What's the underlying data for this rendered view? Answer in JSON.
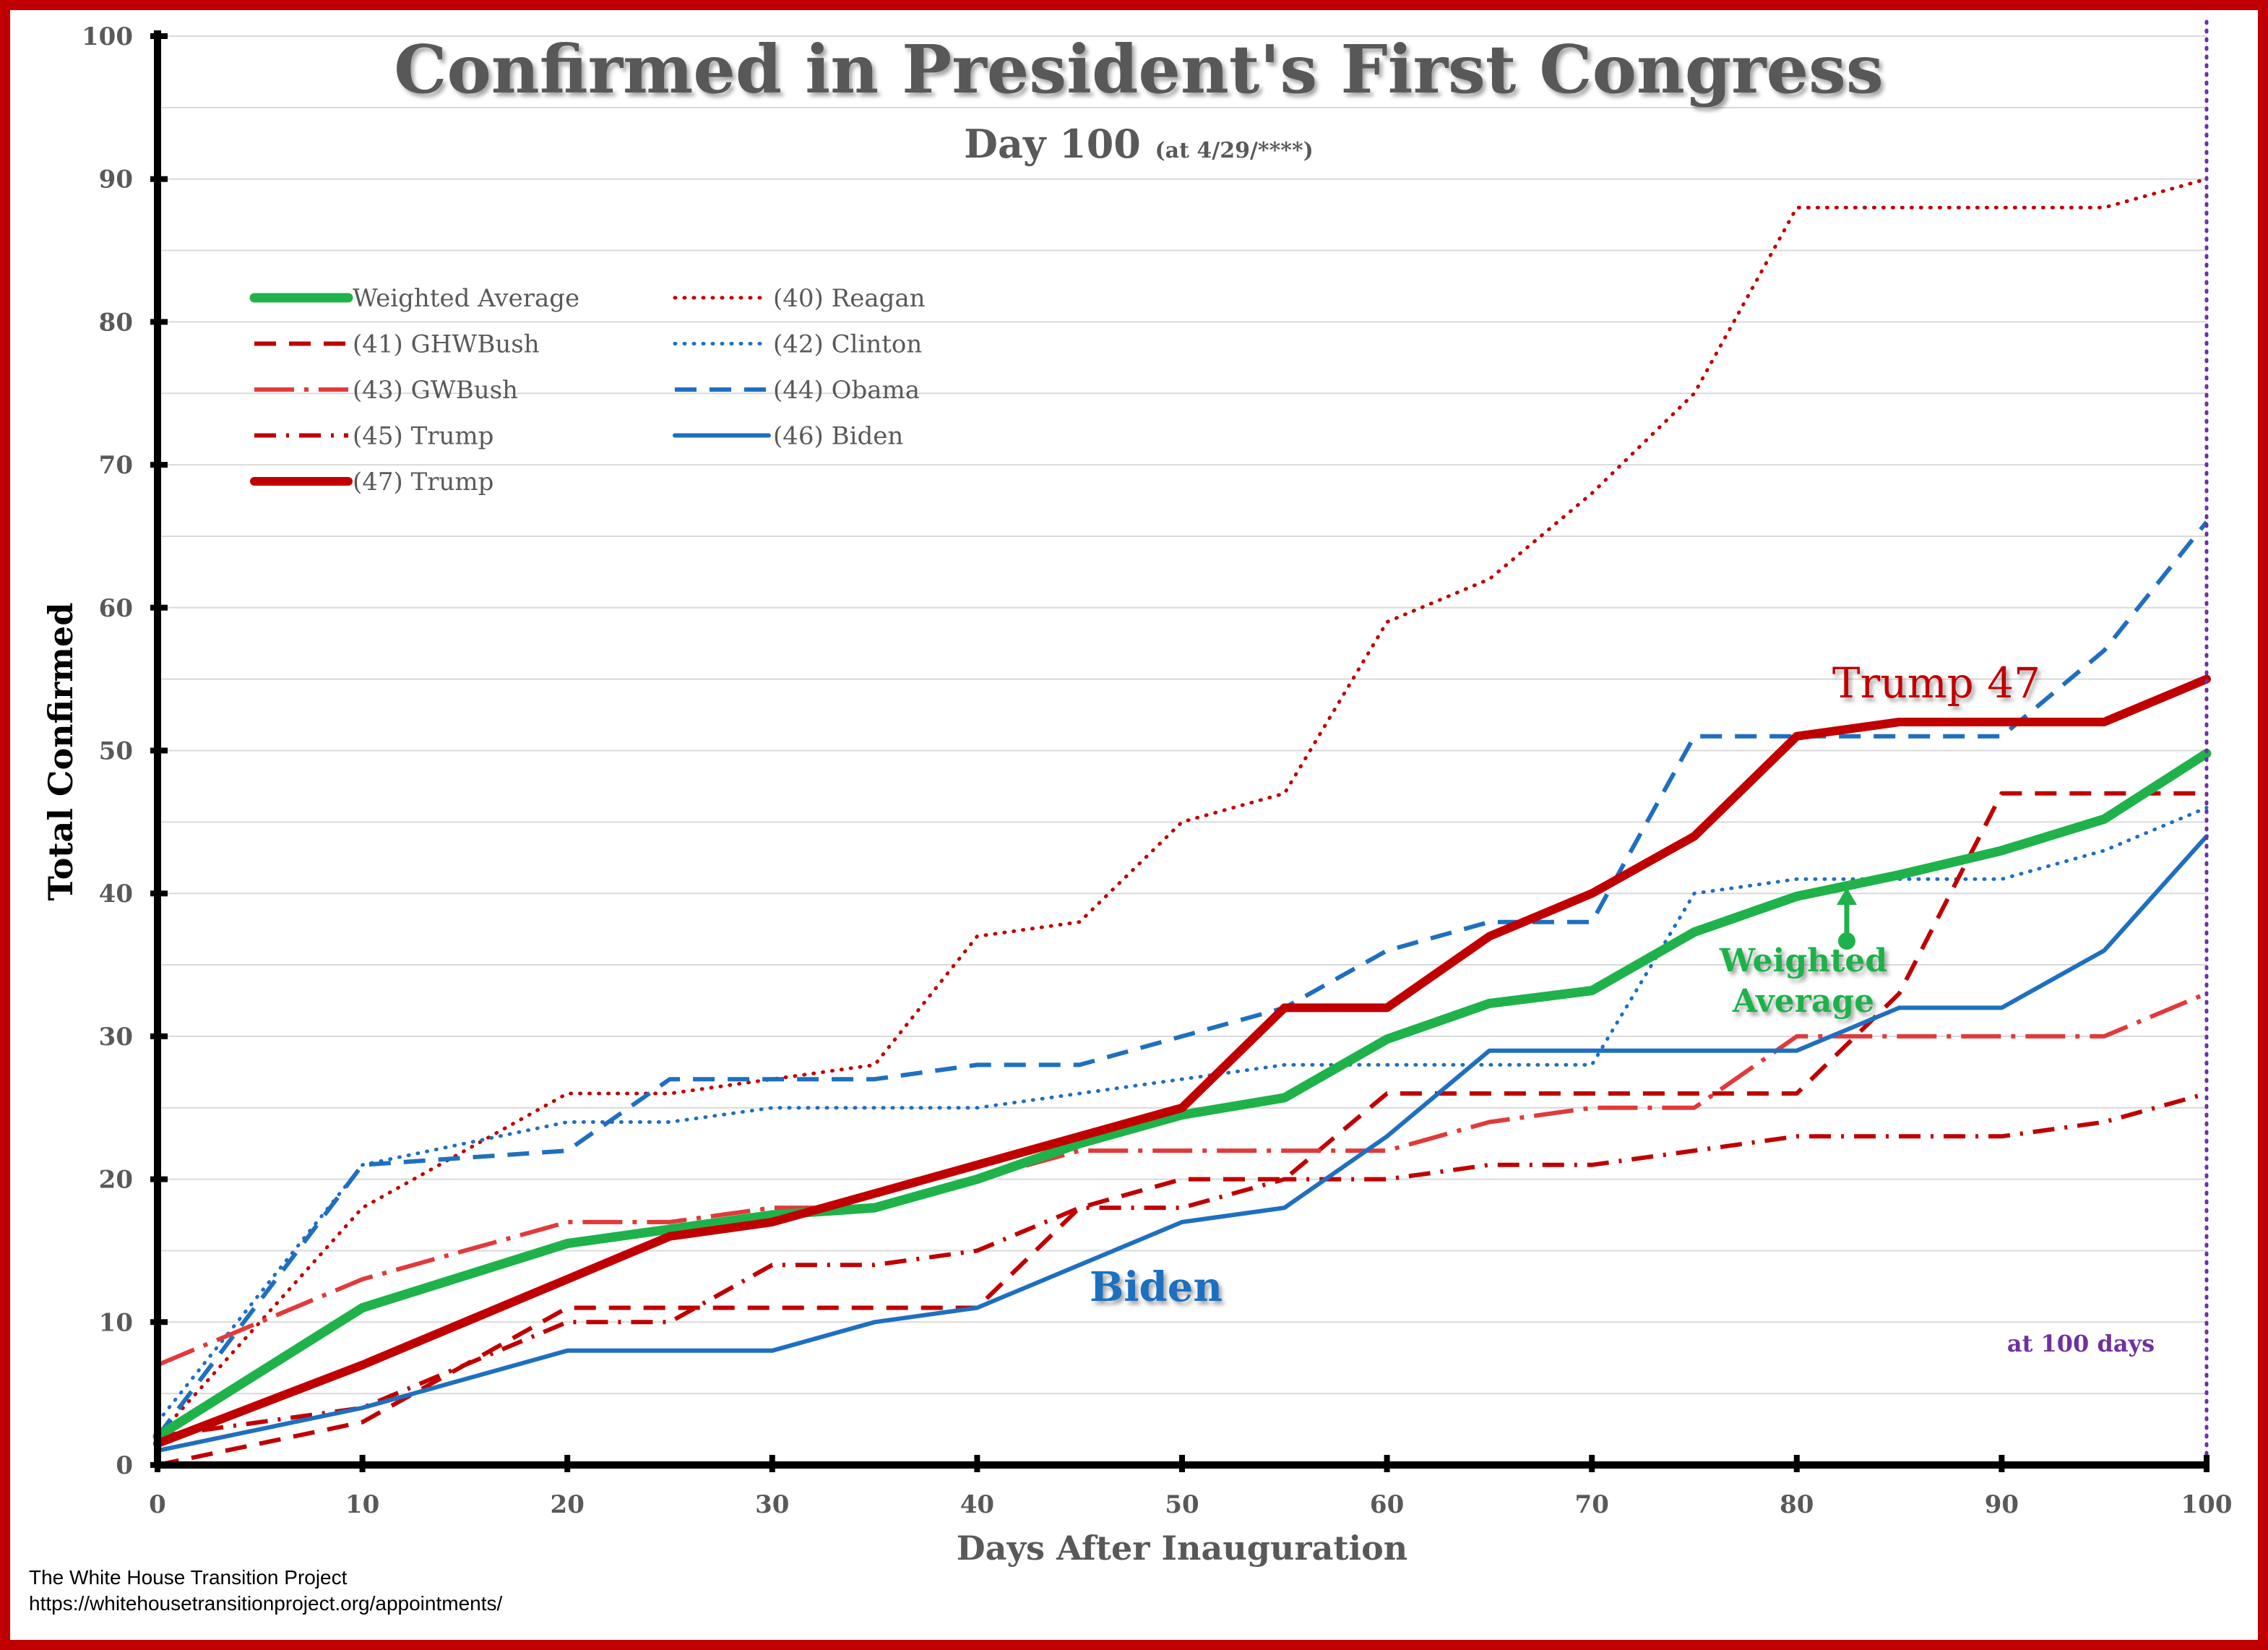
{
  "chart_data": {
    "type": "line",
    "title": "Confirmed in President's First Congress",
    "subtitle_main": "Day 100",
    "subtitle_note": "(at 4/29/****)",
    "xlabel": "Days After Inauguration",
    "ylabel": "Total Confirmed",
    "xlim": [
      0,
      100
    ],
    "ylim": [
      0,
      100
    ],
    "x_ticks": [
      "0",
      "10",
      "20",
      "30",
      "40",
      "50",
      "60",
      "70",
      "80",
      "90",
      "100"
    ],
    "y_ticks": [
      "0",
      "10",
      "20",
      "30",
      "40",
      "50",
      "60",
      "70",
      "80",
      "90",
      "100"
    ],
    "grid": "horizontal",
    "legend_position": "top-left",
    "vline": {
      "x": 100,
      "label": "at 100 days",
      "color": "#7030a0"
    },
    "annotations": {
      "trump47": "Trump 47",
      "biden": "Biden",
      "weighted_line1": "Weighted",
      "weighted_line2": "Average"
    },
    "series": [
      {
        "name": "Weighted Average",
        "color": "#1fb24a",
        "dash": "solid",
        "width": 13,
        "x": [
          0,
          10,
          20,
          25,
          30,
          35,
          40,
          45,
          50,
          55,
          60,
          65,
          70,
          75,
          80,
          85,
          90,
          95,
          100
        ],
        "y": [
          2,
          11,
          15.5,
          16.5,
          17.5,
          18,
          20,
          22.5,
          24.5,
          25.7,
          29.8,
          32.3,
          33.2,
          37.3,
          39.8,
          41.3,
          43,
          45.2,
          49.8
        ]
      },
      {
        "name": "(40) Reagan",
        "color": "#c00000",
        "dash": "dot",
        "width": 5,
        "x": [
          0,
          10,
          20,
          25,
          30,
          35,
          40,
          45,
          50,
          55,
          60,
          65,
          70,
          75,
          80,
          85,
          90,
          95,
          100
        ],
        "y": [
          2,
          18,
          26,
          26,
          27,
          28,
          37,
          38,
          45,
          47,
          59,
          62,
          68,
          75,
          88,
          88,
          88,
          88,
          90
        ]
      },
      {
        "name": "(41) GHWBush",
        "color": "#c00000",
        "dash": "dash",
        "width": 6,
        "x": [
          0,
          10,
          20,
          25,
          30,
          35,
          40,
          45,
          50,
          55,
          60,
          65,
          70,
          75,
          80,
          85,
          90,
          95,
          100
        ],
        "y": [
          0,
          3,
          11,
          11,
          11,
          11,
          11,
          18,
          20,
          20,
          26,
          26,
          26,
          26,
          26,
          33,
          47,
          47,
          47
        ]
      },
      {
        "name": "(42) Clinton",
        "color": "#1f6fbf",
        "dash": "dot",
        "width": 5,
        "x": [
          0,
          10,
          20,
          25,
          30,
          35,
          40,
          45,
          50,
          55,
          60,
          65,
          70,
          75,
          80,
          85,
          90,
          95,
          100
        ],
        "y": [
          3,
          21,
          24,
          24,
          25,
          25,
          25,
          26,
          27,
          28,
          28,
          28,
          28,
          40,
          41,
          41,
          41,
          43,
          46
        ]
      },
      {
        "name": "(43) GWBush",
        "color": "#e03a3a",
        "dash": "longdashdot",
        "width": 6,
        "x": [
          0,
          10,
          20,
          25,
          30,
          35,
          40,
          45,
          50,
          55,
          60,
          65,
          70,
          75,
          80,
          85,
          90,
          95,
          100
        ],
        "y": [
          7,
          13,
          17,
          17,
          18,
          18,
          20,
          22,
          22,
          22,
          22,
          24,
          25,
          25,
          30,
          30,
          30,
          30,
          33
        ]
      },
      {
        "name": "(44) Obama",
        "color": "#1f6fbf",
        "dash": "dash",
        "width": 6,
        "x": [
          0,
          10,
          20,
          25,
          30,
          35,
          40,
          45,
          50,
          55,
          60,
          65,
          70,
          75,
          80,
          85,
          90,
          95,
          100
        ],
        "y": [
          2,
          21,
          22,
          27,
          27,
          27,
          28,
          28,
          30,
          32,
          36,
          38,
          38,
          51,
          51,
          51,
          51,
          57,
          66
        ]
      },
      {
        "name": "(45) Trump",
        "color": "#c00000",
        "dash": "dashdot",
        "width": 6,
        "x": [
          0,
          10,
          20,
          25,
          30,
          35,
          40,
          45,
          50,
          55,
          60,
          65,
          70,
          75,
          80,
          85,
          90,
          95,
          100
        ],
        "y": [
          2,
          4,
          10,
          10,
          14,
          14,
          15,
          18,
          18,
          20,
          20,
          21,
          21,
          22,
          23,
          23,
          23,
          24,
          26
        ]
      },
      {
        "name": "(46) Biden",
        "color": "#1f6fbf",
        "dash": "solid",
        "width": 6,
        "x": [
          0,
          10,
          20,
          25,
          30,
          35,
          40,
          45,
          50,
          55,
          60,
          65,
          70,
          75,
          80,
          85,
          90,
          95,
          100
        ],
        "y": [
          1,
          4,
          8,
          8,
          8,
          10,
          11,
          14,
          17,
          18,
          23,
          29,
          29,
          29,
          29,
          32,
          32,
          36,
          44
        ]
      },
      {
        "name": "(47) Trump",
        "color": "#c00000",
        "dash": "solid",
        "width": 12,
        "x": [
          0,
          10,
          20,
          25,
          30,
          35,
          40,
          45,
          50,
          55,
          60,
          65,
          70,
          75,
          80,
          85,
          90,
          95,
          100
        ],
        "y": [
          1.5,
          7,
          13,
          16,
          17,
          19,
          21,
          23,
          25,
          32,
          32,
          37,
          40,
          44,
          51,
          52,
          52,
          52,
          55
        ]
      }
    ],
    "legend_order": [
      "Weighted Average",
      "(41) GHWBush",
      "(43) GWBush",
      "(45) Trump",
      "(47) Trump",
      "(40) Reagan",
      "(42) Clinton",
      "(44) Obama",
      "(46) Biden"
    ]
  },
  "source": {
    "line1": "The White House Transition Project",
    "line2": "https://whitehousetransitionproject.org/appointments/"
  },
  "colors": {
    "frame": "#c00000",
    "axis": "#000000",
    "grid": "#d9d9d9",
    "text": "#595959",
    "title": "#595959"
  }
}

* YOUR INSTRUCTIONS *
Look through the listing above. Pick out each line with "Average" and copy it.

* COMPLETE RESPONSE *
      "weighted_line2": "Average"
        "name": "Weighted Average",
      "Weighted Average",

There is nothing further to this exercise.